* [Given task]: Are you able to retype all the records below exactly?

* [Material provided]:
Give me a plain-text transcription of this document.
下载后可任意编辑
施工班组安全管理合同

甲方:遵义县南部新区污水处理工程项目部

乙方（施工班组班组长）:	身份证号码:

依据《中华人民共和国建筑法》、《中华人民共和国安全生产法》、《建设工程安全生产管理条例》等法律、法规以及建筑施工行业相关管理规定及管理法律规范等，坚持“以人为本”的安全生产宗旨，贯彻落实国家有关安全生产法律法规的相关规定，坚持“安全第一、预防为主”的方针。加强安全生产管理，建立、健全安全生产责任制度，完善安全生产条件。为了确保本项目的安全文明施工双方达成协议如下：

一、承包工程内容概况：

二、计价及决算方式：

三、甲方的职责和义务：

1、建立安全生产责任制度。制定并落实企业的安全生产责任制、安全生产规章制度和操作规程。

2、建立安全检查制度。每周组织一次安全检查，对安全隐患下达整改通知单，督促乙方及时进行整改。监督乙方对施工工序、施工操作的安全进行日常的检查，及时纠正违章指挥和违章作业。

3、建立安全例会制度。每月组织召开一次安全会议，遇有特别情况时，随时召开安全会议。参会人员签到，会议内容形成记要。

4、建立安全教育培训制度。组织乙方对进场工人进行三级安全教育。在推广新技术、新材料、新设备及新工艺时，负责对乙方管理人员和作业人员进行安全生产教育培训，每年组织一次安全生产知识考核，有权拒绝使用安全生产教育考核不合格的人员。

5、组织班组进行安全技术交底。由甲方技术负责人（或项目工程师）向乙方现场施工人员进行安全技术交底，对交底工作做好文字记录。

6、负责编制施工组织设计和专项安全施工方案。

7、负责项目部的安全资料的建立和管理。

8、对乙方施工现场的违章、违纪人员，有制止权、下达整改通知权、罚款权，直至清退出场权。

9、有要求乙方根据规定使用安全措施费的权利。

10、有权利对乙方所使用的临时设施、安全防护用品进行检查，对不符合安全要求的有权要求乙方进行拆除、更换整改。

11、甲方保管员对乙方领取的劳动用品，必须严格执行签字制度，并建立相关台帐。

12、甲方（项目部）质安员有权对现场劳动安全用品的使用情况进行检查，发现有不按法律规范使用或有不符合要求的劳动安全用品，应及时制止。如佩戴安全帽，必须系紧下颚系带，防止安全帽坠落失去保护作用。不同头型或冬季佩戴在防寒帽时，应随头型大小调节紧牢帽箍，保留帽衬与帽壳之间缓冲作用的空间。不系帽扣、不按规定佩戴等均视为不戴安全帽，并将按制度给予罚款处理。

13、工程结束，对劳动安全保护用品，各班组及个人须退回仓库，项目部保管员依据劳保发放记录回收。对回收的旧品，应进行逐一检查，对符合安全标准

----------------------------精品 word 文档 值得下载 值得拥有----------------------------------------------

* [Answer to this task]:
Give me a plain-text transcription of this document.
下载后可任意编辑
施工班组安全管理合同

甲方:遵义县南部新区污水处理工程项目部

乙方（施工班组班组长）:	身份证号码:

依据《中华人民共和国建筑法》、《中华人民共和国安全生产法》、《建设工程安全生产管理条例》等法律、法规以及建筑施工行业相关管理规定及管理法律规范等，坚持“以人为本”的安全生产宗旨，贯彻落实国家有关安全生产法律法规的相关规定，坚持“安全第一、预防为主”的方针。加强安全生产管理，建立、健全安全生产责任制度，完善安全生产条件。为了确保本项目的安全文明施工双方达成协议如下：

一、承包工程内容概况：

二、计价及决算方式：

三、甲方的职责和义务：

1、建立安全生产责任制度。制定并落实企业的安全生产责任制、安全生产规章制度和操作规程。

2、建立安全检查制度。每周组织一次安全检查，对安全隐患下达整改通知单，督促乙方及时进行整改。监督乙方对施工工序、施工操作的安全进行日常的检查，及时纠正违章指挥和违章作业。

3、建立安全例会制度。每月组织召开一次安全会议，遇有特别情况时，随时召开安全会议。参会人员签到，会议内容形成记要。

4、建立安全教育培训制度。组织乙方对进场工人进行三级安全教育。在推广新技术、新材料、新设备及新工艺时，负责对乙方管理人员和作业人员进行安全生产教育培训，每年组织一次安全生产知识考核，有权拒绝使用安全生产教育考核不合格的人员。

5、组织班组进行安全技术交底。由甲方技术负责人（或项目工程师）向乙方现场施工人员进行安全技术交底，对交底工作做好文字记录。

6、负责编制施工组织设计和专项安全施工方案。

7、负责项目部的安全资料的建立和管理。

8、对乙方施工现场的违章、违纪人员，有制止权、下达整改通知权、罚款权，直至清退出场权。

9、有要求乙方根据规定使用安全措施费的权利。

10、有权利对乙方所使用的临时设施、安全防护用品进行检查，对不符合安全要求的有权要求乙方进行拆除、更换整改。

11、甲方保管员对乙方领取的劳动用品，必须严格执行签字制度，并建立相关台帐。

12、甲方（项目部）质安员有权对现场劳动安全用品的使用情况进行检查，发现有不按法律规范使用或有不符合要求的劳动安全用品，应及时制止。如佩戴安全帽，必须系紧下颚系带，防止安全帽坠落失去保护作用。不同头型或冬季佩戴在防寒帽时，应随头型大小调节紧牢帽箍，保留帽衬与帽壳之间缓冲作用的空间。不系帽扣、不按规定佩戴等均视为不戴安全帽，并将按制度给予罚款处理。

13、工程结束，对劳动安全保护用品，各班组及个人须退回仓库，项目部保管员依据劳保发放记录回收。对回收的旧品，应进行逐一检查，对符合安全标准

----------------------------精品 word 文档 值得下载 值得拥有----------------------------------------------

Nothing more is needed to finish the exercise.